■ Exercise instructions
Only the pictures are to be left out; set down the rest of the records exactly.

■ Input
start
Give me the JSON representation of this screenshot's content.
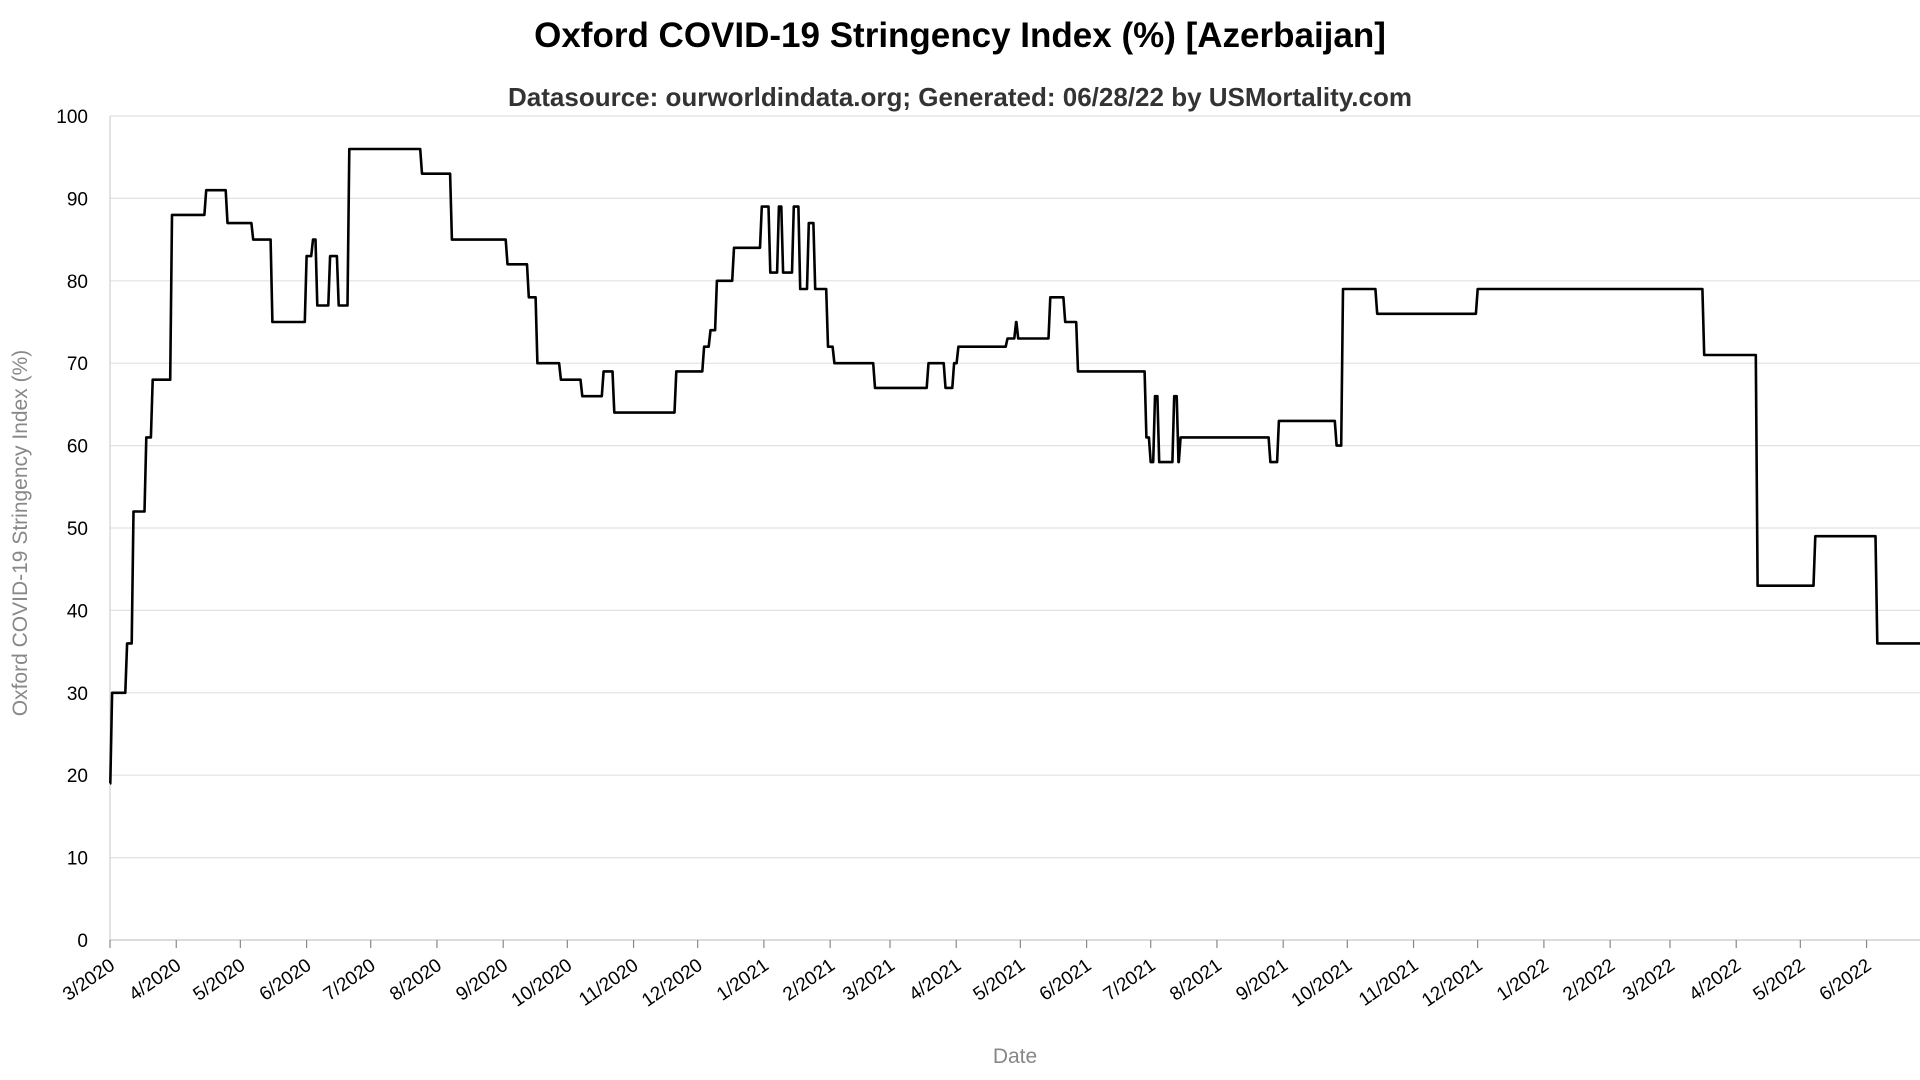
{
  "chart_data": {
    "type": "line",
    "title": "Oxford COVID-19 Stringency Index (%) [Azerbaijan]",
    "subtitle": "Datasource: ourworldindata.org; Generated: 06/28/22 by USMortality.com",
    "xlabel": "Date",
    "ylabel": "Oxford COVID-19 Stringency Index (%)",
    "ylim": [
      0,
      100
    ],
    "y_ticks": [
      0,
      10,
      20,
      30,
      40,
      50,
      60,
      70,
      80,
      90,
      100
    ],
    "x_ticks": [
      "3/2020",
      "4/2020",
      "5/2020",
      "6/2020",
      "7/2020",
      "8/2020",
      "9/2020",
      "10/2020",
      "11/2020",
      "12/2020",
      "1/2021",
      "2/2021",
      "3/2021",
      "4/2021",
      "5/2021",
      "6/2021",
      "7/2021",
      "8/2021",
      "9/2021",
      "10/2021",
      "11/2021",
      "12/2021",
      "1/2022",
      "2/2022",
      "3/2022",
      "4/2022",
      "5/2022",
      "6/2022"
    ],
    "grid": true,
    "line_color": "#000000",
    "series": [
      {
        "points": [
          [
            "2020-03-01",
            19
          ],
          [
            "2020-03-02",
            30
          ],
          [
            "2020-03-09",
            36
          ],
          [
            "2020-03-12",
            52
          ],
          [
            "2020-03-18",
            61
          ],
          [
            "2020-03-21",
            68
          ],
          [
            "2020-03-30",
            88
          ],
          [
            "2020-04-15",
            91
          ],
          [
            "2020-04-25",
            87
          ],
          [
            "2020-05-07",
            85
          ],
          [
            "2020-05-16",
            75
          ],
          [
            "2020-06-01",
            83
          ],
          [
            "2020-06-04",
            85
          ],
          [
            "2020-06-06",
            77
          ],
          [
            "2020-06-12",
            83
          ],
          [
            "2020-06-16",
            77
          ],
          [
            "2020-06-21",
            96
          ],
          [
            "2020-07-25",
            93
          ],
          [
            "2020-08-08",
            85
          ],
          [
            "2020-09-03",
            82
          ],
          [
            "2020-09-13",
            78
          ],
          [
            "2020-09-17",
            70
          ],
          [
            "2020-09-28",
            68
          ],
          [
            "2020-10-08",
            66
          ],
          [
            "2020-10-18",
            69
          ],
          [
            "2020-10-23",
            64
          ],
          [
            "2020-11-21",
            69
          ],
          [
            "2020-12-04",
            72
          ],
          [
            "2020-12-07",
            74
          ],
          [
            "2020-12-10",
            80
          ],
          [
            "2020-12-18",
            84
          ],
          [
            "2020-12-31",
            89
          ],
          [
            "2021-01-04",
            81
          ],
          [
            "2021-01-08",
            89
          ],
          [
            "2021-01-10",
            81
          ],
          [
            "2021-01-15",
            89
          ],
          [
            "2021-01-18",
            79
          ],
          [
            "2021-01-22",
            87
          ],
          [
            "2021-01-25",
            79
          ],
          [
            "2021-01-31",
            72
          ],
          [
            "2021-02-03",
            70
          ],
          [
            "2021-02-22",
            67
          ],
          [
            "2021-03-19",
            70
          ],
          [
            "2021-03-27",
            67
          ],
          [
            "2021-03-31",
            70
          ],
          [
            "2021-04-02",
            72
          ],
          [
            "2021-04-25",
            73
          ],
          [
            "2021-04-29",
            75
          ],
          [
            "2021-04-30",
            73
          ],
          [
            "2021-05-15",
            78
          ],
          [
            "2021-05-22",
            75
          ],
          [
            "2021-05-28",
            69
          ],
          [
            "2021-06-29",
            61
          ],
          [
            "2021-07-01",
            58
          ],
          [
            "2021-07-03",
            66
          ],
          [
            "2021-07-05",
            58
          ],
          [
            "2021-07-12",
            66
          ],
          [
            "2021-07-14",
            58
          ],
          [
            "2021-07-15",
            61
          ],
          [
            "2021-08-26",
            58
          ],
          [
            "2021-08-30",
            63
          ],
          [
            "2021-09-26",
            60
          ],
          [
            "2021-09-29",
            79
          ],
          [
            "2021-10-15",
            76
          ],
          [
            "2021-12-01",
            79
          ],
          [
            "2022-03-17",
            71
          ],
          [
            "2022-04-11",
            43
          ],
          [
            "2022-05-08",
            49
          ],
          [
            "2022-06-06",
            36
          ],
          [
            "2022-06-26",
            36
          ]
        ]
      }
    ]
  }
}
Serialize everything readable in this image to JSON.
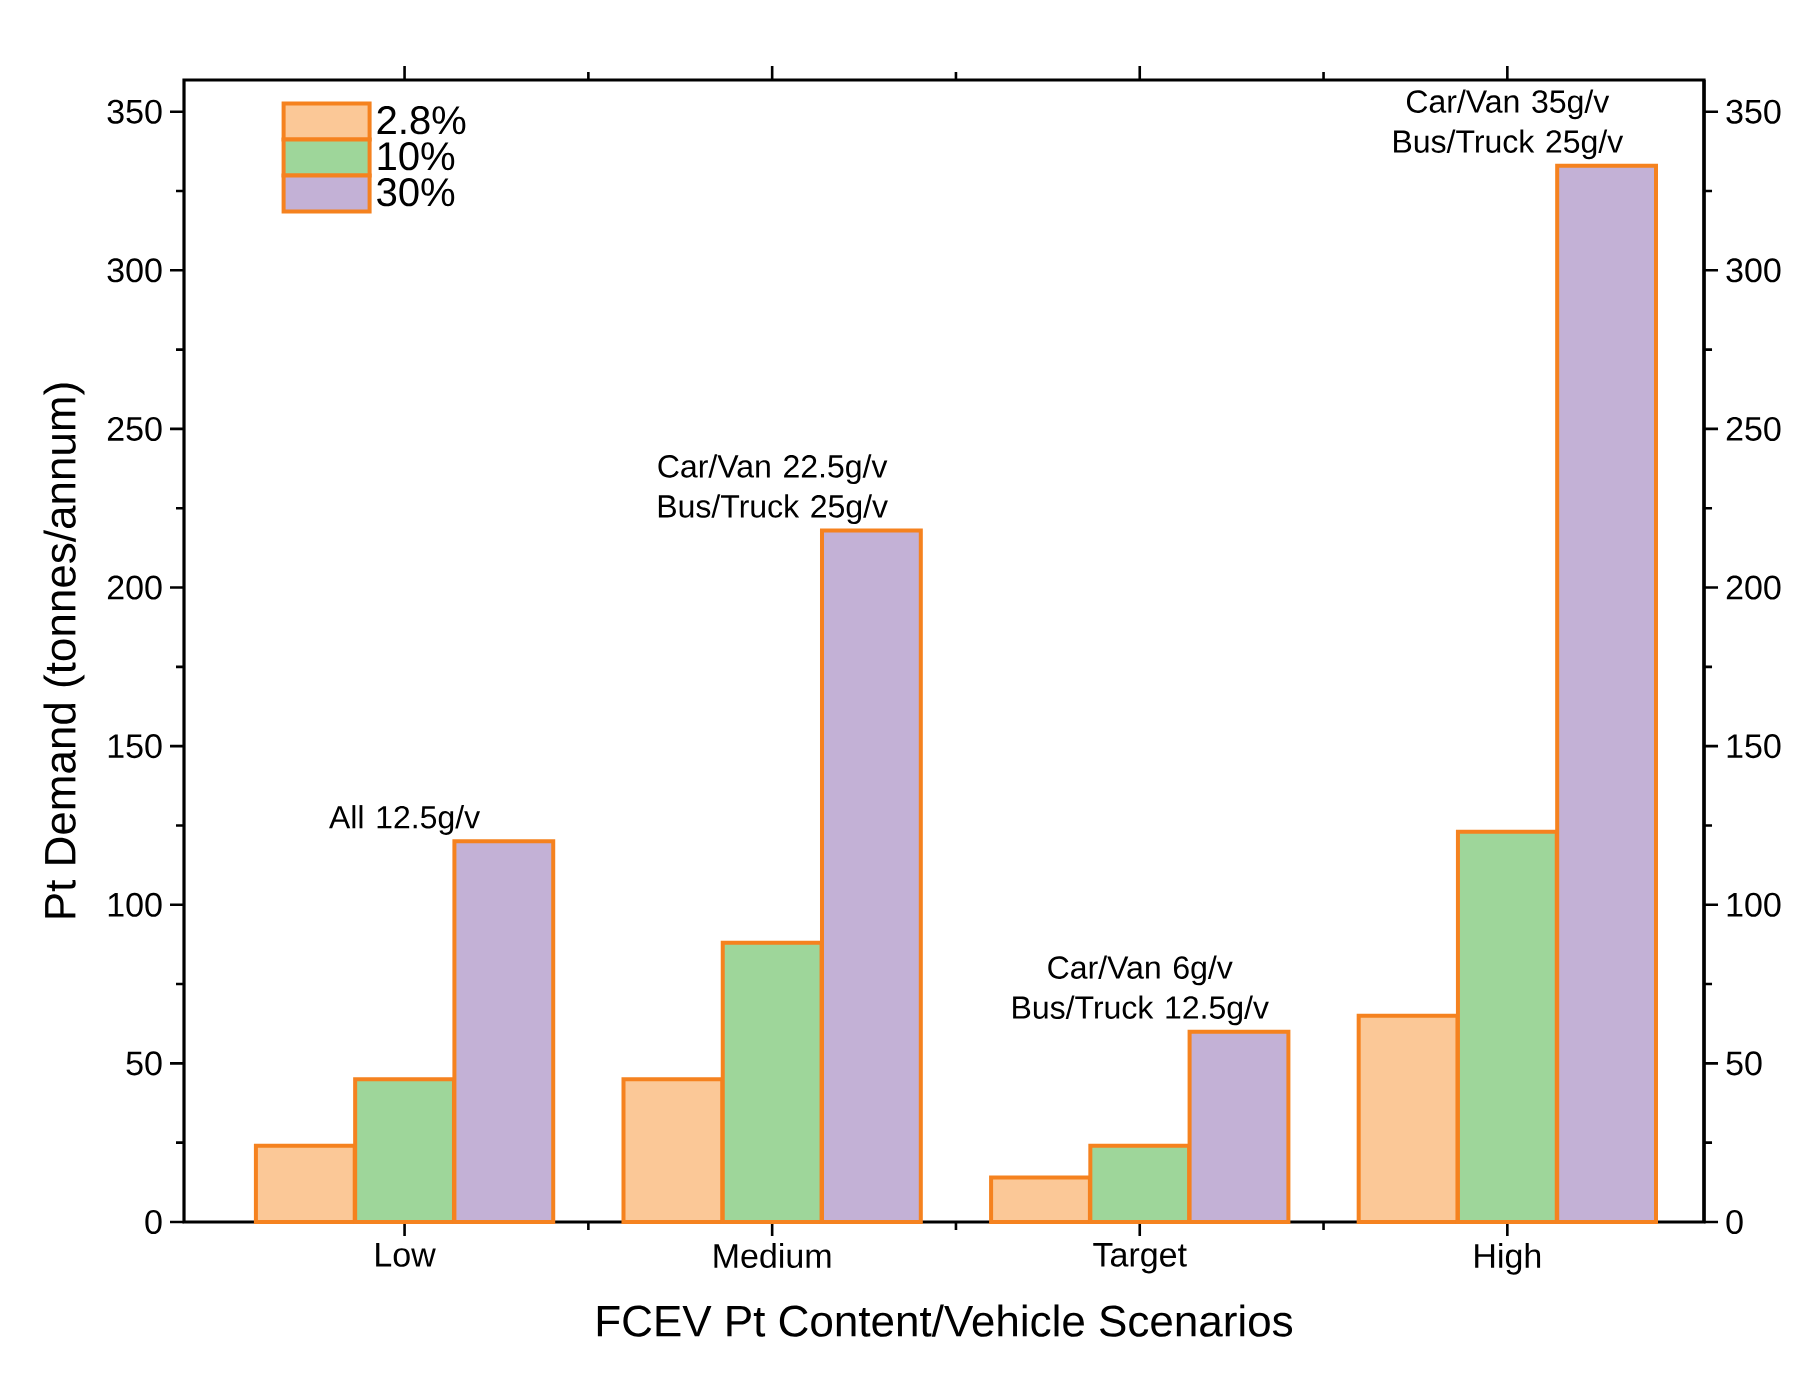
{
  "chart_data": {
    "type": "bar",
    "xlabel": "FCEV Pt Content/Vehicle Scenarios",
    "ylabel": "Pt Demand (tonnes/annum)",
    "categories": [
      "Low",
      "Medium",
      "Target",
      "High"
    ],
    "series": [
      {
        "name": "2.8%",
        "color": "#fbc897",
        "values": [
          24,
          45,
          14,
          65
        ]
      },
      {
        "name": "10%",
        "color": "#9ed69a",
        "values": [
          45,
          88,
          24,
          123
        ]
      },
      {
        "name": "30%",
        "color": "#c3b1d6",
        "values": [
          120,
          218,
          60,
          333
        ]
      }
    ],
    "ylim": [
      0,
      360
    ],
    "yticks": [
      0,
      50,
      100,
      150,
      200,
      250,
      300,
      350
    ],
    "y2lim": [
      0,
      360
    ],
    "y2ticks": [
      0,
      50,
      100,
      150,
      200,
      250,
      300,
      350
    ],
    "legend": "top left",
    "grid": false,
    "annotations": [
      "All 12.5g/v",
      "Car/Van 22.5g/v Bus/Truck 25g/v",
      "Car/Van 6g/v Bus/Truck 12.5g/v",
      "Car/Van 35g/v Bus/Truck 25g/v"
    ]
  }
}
end
■ Reply
Give me the JSON representation of this screenshot's content.
{
  "chart_data": {
    "type": "line",
    "title": "Oxford COVID-19 Stringency Index (%) [Azerbaijan]",
    "subtitle": "Datasource: ourworldindata.org; Generated: 06/28/22 by USMortality.com",
    "xlabel": "Date",
    "ylabel": "Oxford COVID-19 Stringency Index (%)",
    "ylim": [
      0,
      100
    ],
    "y_ticks": [
      0,
      10,
      20,
      30,
      40,
      50,
      60,
      70,
      80,
      90,
      100
    ],
    "x_ticks": [
      "3/2020",
      "4/2020",
      "5/2020",
      "6/2020",
      "7/2020",
      "8/2020",
      "9/2020",
      "10/2020",
      "11/2020",
      "12/2020",
      "1/2021",
      "2/2021",
      "3/2021",
      "4/2021",
      "5/2021",
      "6/2021",
      "7/2021",
      "8/2021",
      "9/2021",
      "10/2021",
      "11/2021",
      "12/2021",
      "1/2022",
      "2/2022",
      "3/2022",
      "4/2022",
      "5/2022",
      "6/2022"
    ],
    "grid": true,
    "line_color": "#000000",
    "series": [
      {
        "points": [
          [
            "2020-03-01",
            19
          ],
          [
            "2020-03-02",
            30
          ],
          [
            "2020-03-09",
            36
          ],
          [
            "2020-03-12",
            52
          ],
          [
            "2020-03-18",
            61
          ],
          [
            "2020-03-21",
            68
          ],
          [
            "2020-03-30",
            88
          ],
          [
            "2020-04-15",
            91
          ],
          [
            "2020-04-25",
            87
          ],
          [
            "2020-05-07",
            85
          ],
          [
            "2020-05-16",
            75
          ],
          [
            "2020-06-01",
            83
          ],
          [
            "2020-06-04",
            85
          ],
          [
            "2020-06-06",
            77
          ],
          [
            "2020-06-12",
            83
          ],
          [
            "2020-06-16",
            77
          ],
          [
            "2020-06-21",
            96
          ],
          [
            "2020-07-25",
            93
          ],
          [
            "2020-08-08",
            85
          ],
          [
            "2020-09-03",
            82
          ],
          [
            "2020-09-13",
            78
          ],
          [
            "2020-09-17",
            70
          ],
          [
            "2020-09-28",
            68
          ],
          [
            "2020-10-08",
            66
          ],
          [
            "2020-10-18",
            69
          ],
          [
            "2020-10-23",
            64
          ],
          [
            "2020-11-21",
            69
          ],
          [
            "2020-12-04",
            72
          ],
          [
            "2020-12-07",
            74
          ],
          [
            "2020-12-10",
            80
          ],
          [
            "2020-12-18",
            84
          ],
          [
            "2020-12-31",
            89
          ],
          [
            "2021-01-04",
            81
          ],
          [
            "2021-01-08",
            89
          ],
          [
            "2021-01-10",
            81
          ],
          [
            "2021-01-15",
            89
          ],
          [
            "2021-01-18",
            79
          ],
          [
            "2021-01-22",
            87
          ],
          [
            "2021-01-25",
            79
          ],
          [
            "2021-01-31",
            72
          ],
          [
            "2021-02-03",
            70
          ],
          [
            "2021-02-22",
            67
          ],
          [
            "2021-03-19",
            70
          ],
          [
            "2021-03-27",
            67
          ],
          [
            "2021-03-31",
            70
          ],
          [
            "2021-04-02",
            72
          ],
          [
            "2021-04-25",
            73
          ],
          [
            "2021-04-29",
            75
          ],
          [
            "2021-04-30",
            73
          ],
          [
            "2021-05-15",
            78
          ],
          [
            "2021-05-22",
            75
          ],
          [
            "2021-05-28",
            69
          ],
          [
            "2021-06-29",
            61
          ],
          [
            "2021-07-01",
            58
          ],
          [
            "2021-07-03",
            66
          ],
          [
            "2021-07-05",
            58
          ],
          [
            "2021-07-12",
            66
          ],
          [
            "2021-07-14",
            58
          ],
          [
            "2021-07-15",
            61
          ],
          [
            "2021-08-26",
            58
          ],
          [
            "2021-08-30",
            63
          ],
          [
            "2021-09-26",
            60
          ],
          [
            "2021-09-29",
            79
          ],
          [
            "2021-10-15",
            76
          ],
          [
            "2021-12-01",
            79
          ],
          [
            "2022-03-17",
            71
          ],
          [
            "2022-04-11",
            43
          ],
          [
            "2022-05-08",
            49
          ],
          [
            "2022-06-06",
            36
          ],
          [
            "2022-06-26",
            36
          ]
        ]
      }
    ]
  }
}
Serialize everything readable in this image to JSON.
{
  "chart_data": {
    "type": "bar",
    "xlabel": "FCEV Pt Content/Vehicle Scenarios",
    "ylabel": "Pt Demand (tonnes/annum)",
    "categories": [
      "Low",
      "Medium",
      "Target",
      "High"
    ],
    "series": [
      {
        "name": "2.8%",
        "color": "#fbc897",
        "values": [
          24,
          45,
          14,
          65
        ]
      },
      {
        "name": "10%",
        "color": "#9ed69a",
        "values": [
          45,
          88,
          24,
          123
        ]
      },
      {
        "name": "30%",
        "color": "#c3b1d6",
        "values": [
          120,
          218,
          60,
          333
        ]
      }
    ],
    "ylim": [
      0,
      360
    ],
    "yticks": [
      0,
      50,
      100,
      150,
      200,
      250,
      300,
      350
    ],
    "y2lim": [
      0,
      360
    ],
    "y2ticks": [
      0,
      50,
      100,
      150,
      200,
      250,
      300,
      350
    ],
    "legend": "top left",
    "grid": false,
    "annotations": [
      "All 12.5g/v",
      "Car/Van 22.5g/v Bus/Truck 25g/v",
      "Car/Van 6g/v Bus/Truck 12.5g/v",
      "Car/Van 35g/v Bus/Truck 25g/v"
    ]
  }
}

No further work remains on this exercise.